### Problem to solve
Pictures don't belong in the copy; print all the records exactly.
====================
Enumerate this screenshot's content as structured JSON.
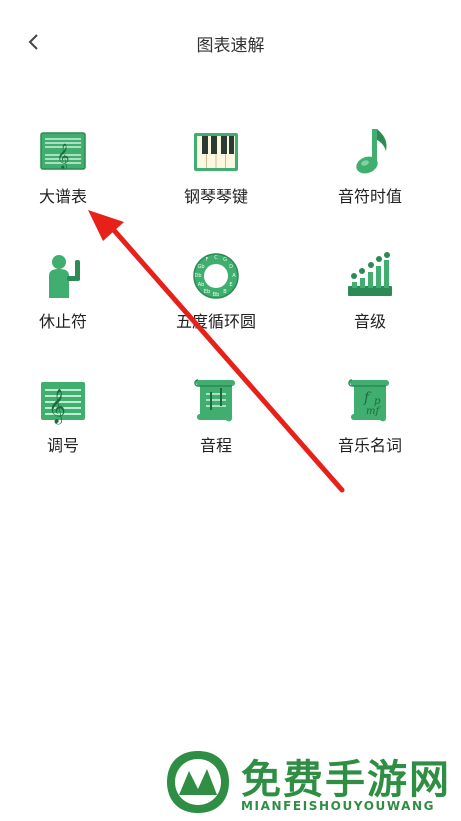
{
  "header": {
    "back_icon": "chevron-left-icon",
    "title": "图表速解"
  },
  "items": [
    {
      "label": "大谱表",
      "icon": "staff-icon"
    },
    {
      "label": "钢琴琴键",
      "icon": "piano-keys-icon"
    },
    {
      "label": "音符时值",
      "icon": "music-note-icon"
    },
    {
      "label": "休止符",
      "icon": "rest-figure-icon"
    },
    {
      "label": "五度循环圆",
      "icon": "circle-of-fifths-icon"
    },
    {
      "label": "音级",
      "icon": "scale-steps-icon"
    },
    {
      "label": "调号",
      "icon": "key-signature-icon"
    },
    {
      "label": "音程",
      "icon": "interval-scroll-icon"
    },
    {
      "label": "音乐名词",
      "icon": "music-terms-scroll-icon"
    }
  ],
  "colors": {
    "icon_green": "#3fae6e",
    "icon_dark": "#2d8a55",
    "arrow_red": "#e8201a",
    "watermark_green": "#2f8e43"
  },
  "watermark": {
    "name": "免费手游网",
    "sub": "MIANFEISHOUYOUWANG"
  }
}
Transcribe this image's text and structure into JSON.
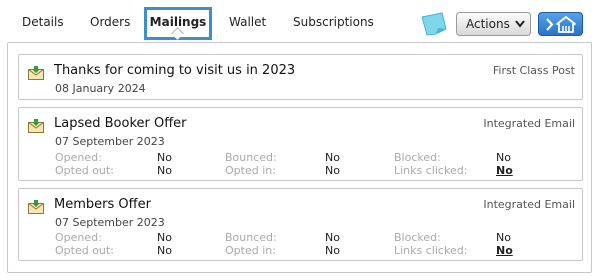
{
  "tabs": [
    {
      "label": "Details"
    },
    {
      "label": "Orders"
    },
    {
      "label": "Mailings",
      "active": true
    },
    {
      "label": "Wallet"
    },
    {
      "label": "Subscriptions"
    }
  ],
  "toolbar": {
    "actions_label": "Actions",
    "note_icon": "sticky-note-icon",
    "home_icon": "arrow-home-icon"
  },
  "colors": {
    "active_tab_border": "#3d8fc6",
    "home_button": "#2b73c4",
    "note_icon": "#7fd6ec"
  },
  "mailings": [
    {
      "title": "Thanks for coming to visit us in 2023",
      "date": "08 January 2024",
      "type": "First Class Post",
      "icon": "mail-download-icon"
    },
    {
      "title": "Lapsed Booker Offer",
      "date": "07 September 2023",
      "type": "Integrated Email",
      "icon": "mail-download-icon",
      "stats": {
        "opened_label": "Opened:",
        "opened": "No",
        "opted_out_label": "Opted out:",
        "opted_out": "No",
        "bounced_label": "Bounced:",
        "bounced": "No",
        "opted_in_label": "Opted in:",
        "opted_in": "No",
        "blocked_label": "Blocked:",
        "blocked": "No",
        "links_clicked_label": "Links clicked:",
        "links_clicked": "No"
      }
    },
    {
      "title": "Members Offer",
      "date": "07 September 2023",
      "type": "Integrated Email",
      "icon": "mail-download-icon",
      "stats": {
        "opened_label": "Opened:",
        "opened": "No",
        "opted_out_label": "Opted out:",
        "opted_out": "No",
        "bounced_label": "Bounced:",
        "bounced": "No",
        "opted_in_label": "Opted in:",
        "opted_in": "No",
        "blocked_label": "Blocked:",
        "blocked": "No",
        "links_clicked_label": "Links clicked:",
        "links_clicked": "No"
      }
    }
  ]
}
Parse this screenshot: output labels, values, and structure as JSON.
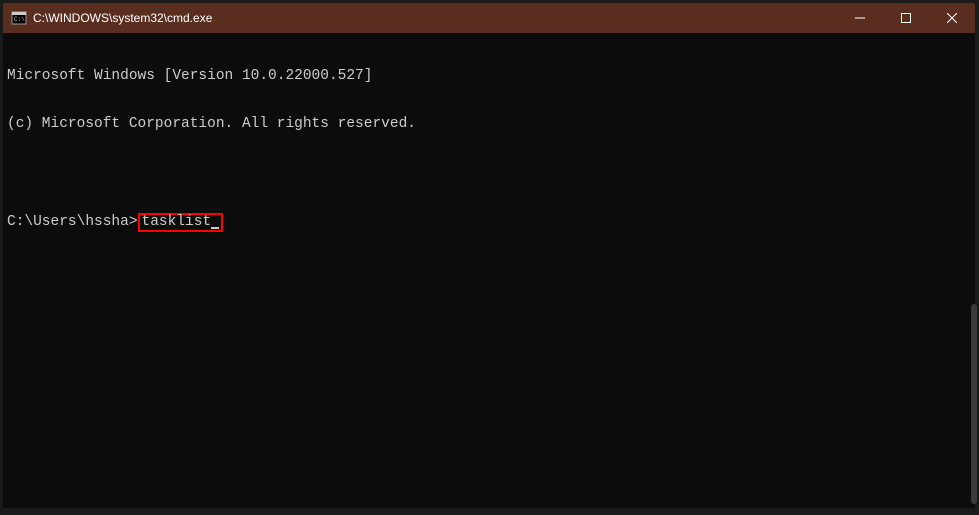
{
  "titlebar": {
    "title": "C:\\WINDOWS\\system32\\cmd.exe"
  },
  "terminal": {
    "line1": "Microsoft Windows [Version 10.0.22000.527]",
    "line2": "(c) Microsoft Corporation. All rights reserved.",
    "prompt": "C:\\Users\\hssha>",
    "command": "tasklist"
  }
}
====================
### Final result
Enumerate this screenshot's content as structured JSON.
{
  "header": {
    "back_icon": "chevron-left-icon",
    "title": "图表速解"
  },
  "items": [
    {
      "label": "大谱表",
      "icon": "staff-icon"
    },
    {
      "label": "钢琴琴键",
      "icon": "piano-keys-icon"
    },
    {
      "label": "音符时值",
      "icon": "music-note-icon"
    },
    {
      "label": "休止符",
      "icon": "rest-figure-icon"
    },
    {
      "label": "五度循环圆",
      "icon": "circle-of-fifths-icon"
    },
    {
      "label": "音级",
      "icon": "scale-steps-icon"
    },
    {
      "label": "调号",
      "icon": "key-signature-icon"
    },
    {
      "label": "音程",
      "icon": "interval-scroll-icon"
    },
    {
      "label": "音乐名词",
      "icon": "music-terms-scroll-icon"
    }
  ],
  "colors": {
    "icon_green": "#3fae6e",
    "icon_dark": "#2d8a55",
    "arrow_red": "#e8201a",
    "watermark_green": "#2f8e43"
  },
  "watermark": {
    "name": "免费手游网",
    "sub": "MIANFEISHOUYOUWANG"
  }
}
Transcribe this image's text and structure into JSON.
{
  "tabs": [
    {
      "label": "Details"
    },
    {
      "label": "Orders"
    },
    {
      "label": "Mailings",
      "active": true
    },
    {
      "label": "Wallet"
    },
    {
      "label": "Subscriptions"
    }
  ],
  "toolbar": {
    "actions_label": "Actions",
    "note_icon": "sticky-note-icon",
    "home_icon": "arrow-home-icon"
  },
  "colors": {
    "active_tab_border": "#3d8fc6",
    "home_button": "#2b73c4",
    "note_icon": "#7fd6ec"
  },
  "mailings": [
    {
      "title": "Thanks for coming to visit us in 2023",
      "date": "08 January 2024",
      "type": "First Class Post",
      "icon": "mail-download-icon"
    },
    {
      "title": "Lapsed Booker Offer",
      "date": "07 September 2023",
      "type": "Integrated Email",
      "icon": "mail-download-icon",
      "stats": {
        "opened_label": "Opened:",
        "opened": "No",
        "opted_out_label": "Opted out:",
        "opted_out": "No",
        "bounced_label": "Bounced:",
        "bounced": "No",
        "opted_in_label": "Opted in:",
        "opted_in": "No",
        "blocked_label": "Blocked:",
        "blocked": "No",
        "links_clicked_label": "Links clicked:",
        "links_clicked": "No"
      }
    },
    {
      "title": "Members Offer",
      "date": "07 September 2023",
      "type": "Integrated Email",
      "icon": "mail-download-icon",
      "stats": {
        "opened_label": "Opened:",
        "opened": "No",
        "opted_out_label": "Opted out:",
        "opted_out": "No",
        "bounced_label": "Bounced:",
        "bounced": "No",
        "opted_in_label": "Opted in:",
        "opted_in": "No",
        "blocked_label": "Blocked:",
        "blocked": "No",
        "links_clicked_label": "Links clicked:",
        "links_clicked": "No"
      }
    }
  ]
}
Parse this screenshot: output labels, values, and structure as JSON.
{
  "titlebar": {
    "title": "C:\\WINDOWS\\system32\\cmd.exe"
  },
  "terminal": {
    "line1": "Microsoft Windows [Version 10.0.22000.527]",
    "line2": "(c) Microsoft Corporation. All rights reserved.",
    "prompt": "C:\\Users\\hssha>",
    "command": "tasklist"
  }
}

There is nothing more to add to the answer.